## Written exercise
Pick out the lines below that contain the string "ovat" and copy them all.

--

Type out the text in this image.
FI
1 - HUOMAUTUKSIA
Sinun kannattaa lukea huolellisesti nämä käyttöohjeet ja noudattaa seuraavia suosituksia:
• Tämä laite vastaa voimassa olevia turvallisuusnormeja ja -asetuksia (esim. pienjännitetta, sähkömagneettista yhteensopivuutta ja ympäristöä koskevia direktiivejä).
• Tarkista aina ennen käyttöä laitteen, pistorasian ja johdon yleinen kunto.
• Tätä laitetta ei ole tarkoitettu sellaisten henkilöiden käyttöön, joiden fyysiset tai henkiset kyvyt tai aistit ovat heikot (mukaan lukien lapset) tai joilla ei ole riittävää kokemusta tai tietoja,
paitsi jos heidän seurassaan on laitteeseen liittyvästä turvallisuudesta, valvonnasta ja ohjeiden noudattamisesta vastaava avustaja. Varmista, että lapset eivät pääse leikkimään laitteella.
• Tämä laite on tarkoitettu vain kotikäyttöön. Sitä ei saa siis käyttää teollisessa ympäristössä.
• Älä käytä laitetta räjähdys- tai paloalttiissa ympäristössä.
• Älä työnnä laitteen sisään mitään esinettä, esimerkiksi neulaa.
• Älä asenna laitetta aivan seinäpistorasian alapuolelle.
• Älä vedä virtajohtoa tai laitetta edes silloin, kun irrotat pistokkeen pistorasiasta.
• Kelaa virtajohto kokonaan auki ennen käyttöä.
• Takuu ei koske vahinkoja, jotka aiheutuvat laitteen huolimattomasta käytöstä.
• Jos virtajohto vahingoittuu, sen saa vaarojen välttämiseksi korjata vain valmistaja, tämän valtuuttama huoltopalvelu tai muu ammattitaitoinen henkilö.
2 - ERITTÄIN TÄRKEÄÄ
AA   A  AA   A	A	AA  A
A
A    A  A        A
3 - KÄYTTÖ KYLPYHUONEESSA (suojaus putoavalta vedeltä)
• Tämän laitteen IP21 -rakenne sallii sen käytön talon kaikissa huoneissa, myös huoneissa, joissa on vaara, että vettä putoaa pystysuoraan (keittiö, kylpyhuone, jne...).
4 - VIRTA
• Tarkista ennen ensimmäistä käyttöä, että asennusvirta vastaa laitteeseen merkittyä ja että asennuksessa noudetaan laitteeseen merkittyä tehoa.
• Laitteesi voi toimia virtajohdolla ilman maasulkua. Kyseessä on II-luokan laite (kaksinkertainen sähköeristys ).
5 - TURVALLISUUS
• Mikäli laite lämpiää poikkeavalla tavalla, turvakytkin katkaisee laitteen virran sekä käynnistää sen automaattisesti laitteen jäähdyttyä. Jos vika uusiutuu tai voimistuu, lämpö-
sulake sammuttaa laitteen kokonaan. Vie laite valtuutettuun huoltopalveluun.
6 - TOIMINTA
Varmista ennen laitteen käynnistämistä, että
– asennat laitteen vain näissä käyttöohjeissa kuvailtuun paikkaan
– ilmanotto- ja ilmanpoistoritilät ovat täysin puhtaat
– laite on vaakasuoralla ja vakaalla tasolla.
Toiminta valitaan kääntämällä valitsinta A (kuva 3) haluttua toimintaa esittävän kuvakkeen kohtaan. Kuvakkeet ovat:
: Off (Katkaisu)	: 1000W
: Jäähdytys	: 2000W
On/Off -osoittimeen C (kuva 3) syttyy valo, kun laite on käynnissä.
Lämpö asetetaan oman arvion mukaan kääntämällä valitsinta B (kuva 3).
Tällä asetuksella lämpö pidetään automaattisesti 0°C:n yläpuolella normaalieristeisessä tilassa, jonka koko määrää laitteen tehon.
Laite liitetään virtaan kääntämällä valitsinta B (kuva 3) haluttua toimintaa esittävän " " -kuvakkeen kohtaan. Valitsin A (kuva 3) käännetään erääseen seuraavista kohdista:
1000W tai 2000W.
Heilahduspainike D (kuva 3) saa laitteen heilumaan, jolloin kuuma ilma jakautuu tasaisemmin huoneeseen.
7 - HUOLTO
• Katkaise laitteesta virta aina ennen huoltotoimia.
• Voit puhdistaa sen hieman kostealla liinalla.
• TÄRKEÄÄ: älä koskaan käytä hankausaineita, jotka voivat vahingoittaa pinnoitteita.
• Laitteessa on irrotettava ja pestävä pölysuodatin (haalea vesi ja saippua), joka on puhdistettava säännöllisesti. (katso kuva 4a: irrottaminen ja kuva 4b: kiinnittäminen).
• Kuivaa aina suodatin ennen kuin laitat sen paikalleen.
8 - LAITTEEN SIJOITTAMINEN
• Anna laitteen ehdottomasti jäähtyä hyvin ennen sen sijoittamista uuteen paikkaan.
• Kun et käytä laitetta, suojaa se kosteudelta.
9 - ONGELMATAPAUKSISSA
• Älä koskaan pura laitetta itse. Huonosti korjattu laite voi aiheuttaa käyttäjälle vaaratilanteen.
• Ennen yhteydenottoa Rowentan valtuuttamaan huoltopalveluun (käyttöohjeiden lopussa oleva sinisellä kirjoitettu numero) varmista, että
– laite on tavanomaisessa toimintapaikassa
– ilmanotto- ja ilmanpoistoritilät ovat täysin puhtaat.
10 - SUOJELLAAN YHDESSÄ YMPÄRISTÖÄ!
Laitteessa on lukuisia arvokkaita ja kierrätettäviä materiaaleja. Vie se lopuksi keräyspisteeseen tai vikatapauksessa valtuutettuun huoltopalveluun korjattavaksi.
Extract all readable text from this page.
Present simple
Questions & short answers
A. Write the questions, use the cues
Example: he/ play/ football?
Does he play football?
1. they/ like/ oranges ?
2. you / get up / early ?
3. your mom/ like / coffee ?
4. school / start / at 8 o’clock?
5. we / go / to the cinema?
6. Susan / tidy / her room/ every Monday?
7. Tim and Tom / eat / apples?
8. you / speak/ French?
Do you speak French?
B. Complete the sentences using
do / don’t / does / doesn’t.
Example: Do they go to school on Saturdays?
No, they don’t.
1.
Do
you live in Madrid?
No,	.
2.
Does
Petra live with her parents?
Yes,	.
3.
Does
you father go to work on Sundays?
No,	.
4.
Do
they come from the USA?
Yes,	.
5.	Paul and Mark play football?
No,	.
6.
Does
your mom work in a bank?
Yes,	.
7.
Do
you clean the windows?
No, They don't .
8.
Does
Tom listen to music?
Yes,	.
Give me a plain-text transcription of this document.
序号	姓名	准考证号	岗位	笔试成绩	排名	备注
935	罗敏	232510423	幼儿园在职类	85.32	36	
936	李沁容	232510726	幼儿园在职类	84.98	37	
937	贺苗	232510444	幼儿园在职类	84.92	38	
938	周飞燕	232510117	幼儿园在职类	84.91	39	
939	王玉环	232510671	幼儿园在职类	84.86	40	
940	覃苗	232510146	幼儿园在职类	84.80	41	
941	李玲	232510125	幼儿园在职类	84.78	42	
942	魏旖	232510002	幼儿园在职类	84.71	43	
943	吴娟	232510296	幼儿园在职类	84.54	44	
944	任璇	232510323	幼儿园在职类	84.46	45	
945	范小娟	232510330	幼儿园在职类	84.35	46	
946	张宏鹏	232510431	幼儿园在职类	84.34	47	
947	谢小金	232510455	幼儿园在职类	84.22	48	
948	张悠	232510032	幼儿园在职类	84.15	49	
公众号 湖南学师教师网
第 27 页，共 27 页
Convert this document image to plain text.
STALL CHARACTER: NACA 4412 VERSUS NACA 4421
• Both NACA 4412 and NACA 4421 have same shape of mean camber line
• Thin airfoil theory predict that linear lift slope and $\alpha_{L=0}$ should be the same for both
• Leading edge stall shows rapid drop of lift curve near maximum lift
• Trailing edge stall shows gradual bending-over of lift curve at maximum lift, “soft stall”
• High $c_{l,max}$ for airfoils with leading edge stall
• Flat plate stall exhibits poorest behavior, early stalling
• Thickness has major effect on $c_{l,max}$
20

--

## Response to this exercise
• Tätä laitetta ei ole tarkoitettu sellaisten henkilöiden käyttöön, joiden fyysiset tai henkiset kyvyt tai aistit ovat heikot (mukaan lukien lapset) tai joilla ei ole riittävää kokemusta tai tietoja,
– ilmanotto- ja ilmanpoistoritilät ovat täysin puhtaat
Toiminta valitaan kääntämällä valitsinta A (kuva 3) haluttua toimintaa esittävän kuvakkeen kohtaan. Kuvakkeet ovat:
– ilmanotto- ja ilmanpoistoritilät ovat täysin puhtaat.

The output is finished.